From the entries that follow, extract each line holding the string "JSON".

*****

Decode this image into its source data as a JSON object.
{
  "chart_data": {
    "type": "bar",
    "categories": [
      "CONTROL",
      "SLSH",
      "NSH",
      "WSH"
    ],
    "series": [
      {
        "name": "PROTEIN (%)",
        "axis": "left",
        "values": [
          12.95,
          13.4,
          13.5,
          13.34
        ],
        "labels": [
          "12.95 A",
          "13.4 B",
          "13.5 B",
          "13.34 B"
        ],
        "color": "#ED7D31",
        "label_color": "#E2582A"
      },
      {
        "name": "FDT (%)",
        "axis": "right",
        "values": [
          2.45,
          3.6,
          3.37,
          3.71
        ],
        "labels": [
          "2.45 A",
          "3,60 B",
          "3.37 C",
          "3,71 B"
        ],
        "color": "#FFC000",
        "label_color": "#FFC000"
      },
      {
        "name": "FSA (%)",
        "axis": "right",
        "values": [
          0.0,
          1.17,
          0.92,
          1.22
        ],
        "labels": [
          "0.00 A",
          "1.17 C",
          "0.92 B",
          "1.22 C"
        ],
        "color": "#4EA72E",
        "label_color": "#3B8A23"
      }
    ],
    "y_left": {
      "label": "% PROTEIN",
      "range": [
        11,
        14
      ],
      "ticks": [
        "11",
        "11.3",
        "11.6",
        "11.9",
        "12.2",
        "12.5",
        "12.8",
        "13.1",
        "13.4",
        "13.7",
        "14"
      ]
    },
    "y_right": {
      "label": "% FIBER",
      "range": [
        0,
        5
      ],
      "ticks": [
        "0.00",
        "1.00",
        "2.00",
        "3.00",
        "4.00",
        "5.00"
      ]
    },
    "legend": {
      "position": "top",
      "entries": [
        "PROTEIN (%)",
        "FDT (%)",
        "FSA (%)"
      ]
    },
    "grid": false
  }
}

*****

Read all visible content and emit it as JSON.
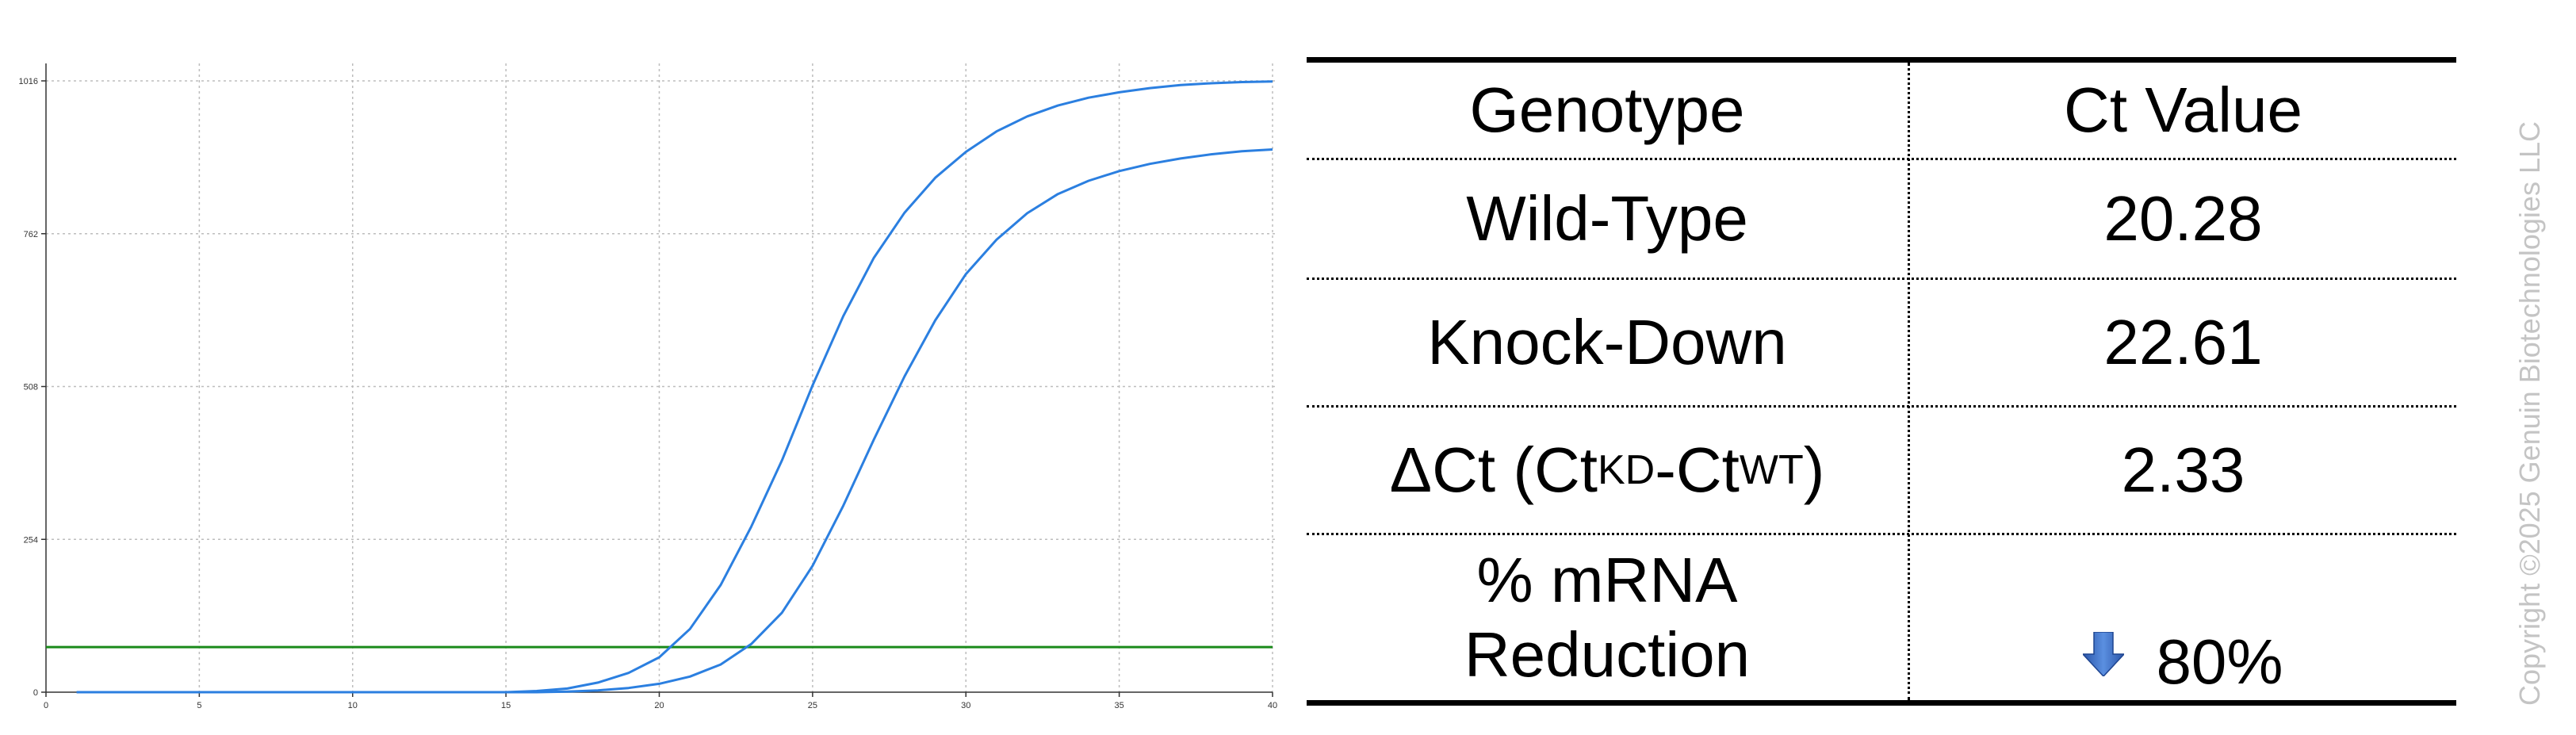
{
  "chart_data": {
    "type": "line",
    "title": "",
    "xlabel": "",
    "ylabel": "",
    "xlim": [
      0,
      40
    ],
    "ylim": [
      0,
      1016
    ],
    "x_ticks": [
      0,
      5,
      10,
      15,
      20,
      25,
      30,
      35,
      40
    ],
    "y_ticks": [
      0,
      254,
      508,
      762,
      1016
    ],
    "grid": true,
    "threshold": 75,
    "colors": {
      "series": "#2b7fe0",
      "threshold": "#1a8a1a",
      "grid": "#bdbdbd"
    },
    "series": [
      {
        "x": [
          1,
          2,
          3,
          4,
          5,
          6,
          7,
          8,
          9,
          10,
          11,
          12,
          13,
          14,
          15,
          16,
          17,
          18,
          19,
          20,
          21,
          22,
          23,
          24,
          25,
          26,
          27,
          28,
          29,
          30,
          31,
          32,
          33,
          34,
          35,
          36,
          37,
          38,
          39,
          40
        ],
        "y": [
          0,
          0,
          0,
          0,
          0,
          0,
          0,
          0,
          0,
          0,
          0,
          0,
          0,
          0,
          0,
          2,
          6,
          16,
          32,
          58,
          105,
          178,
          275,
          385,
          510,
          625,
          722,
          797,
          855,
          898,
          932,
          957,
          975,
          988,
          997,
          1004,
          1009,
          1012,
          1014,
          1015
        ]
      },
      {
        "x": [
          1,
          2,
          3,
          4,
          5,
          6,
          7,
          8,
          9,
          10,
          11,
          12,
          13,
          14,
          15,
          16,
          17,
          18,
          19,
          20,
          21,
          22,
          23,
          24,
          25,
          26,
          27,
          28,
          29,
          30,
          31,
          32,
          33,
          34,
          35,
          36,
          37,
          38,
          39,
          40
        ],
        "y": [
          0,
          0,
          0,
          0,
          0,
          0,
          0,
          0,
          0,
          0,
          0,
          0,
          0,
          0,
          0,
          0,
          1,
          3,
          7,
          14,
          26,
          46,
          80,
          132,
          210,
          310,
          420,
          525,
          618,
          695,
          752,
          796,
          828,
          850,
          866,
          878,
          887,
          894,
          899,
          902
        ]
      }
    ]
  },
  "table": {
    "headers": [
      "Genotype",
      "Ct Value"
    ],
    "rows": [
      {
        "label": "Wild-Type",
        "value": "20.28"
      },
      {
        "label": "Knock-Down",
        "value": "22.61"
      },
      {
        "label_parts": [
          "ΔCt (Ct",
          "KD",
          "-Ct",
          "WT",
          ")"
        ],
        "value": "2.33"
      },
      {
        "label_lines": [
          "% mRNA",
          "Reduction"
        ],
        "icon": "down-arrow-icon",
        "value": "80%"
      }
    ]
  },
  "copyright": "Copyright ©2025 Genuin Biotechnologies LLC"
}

*****

## Written answer
Decode this image into its source data as a JSON object.
Read all visible content and emit it as JSON.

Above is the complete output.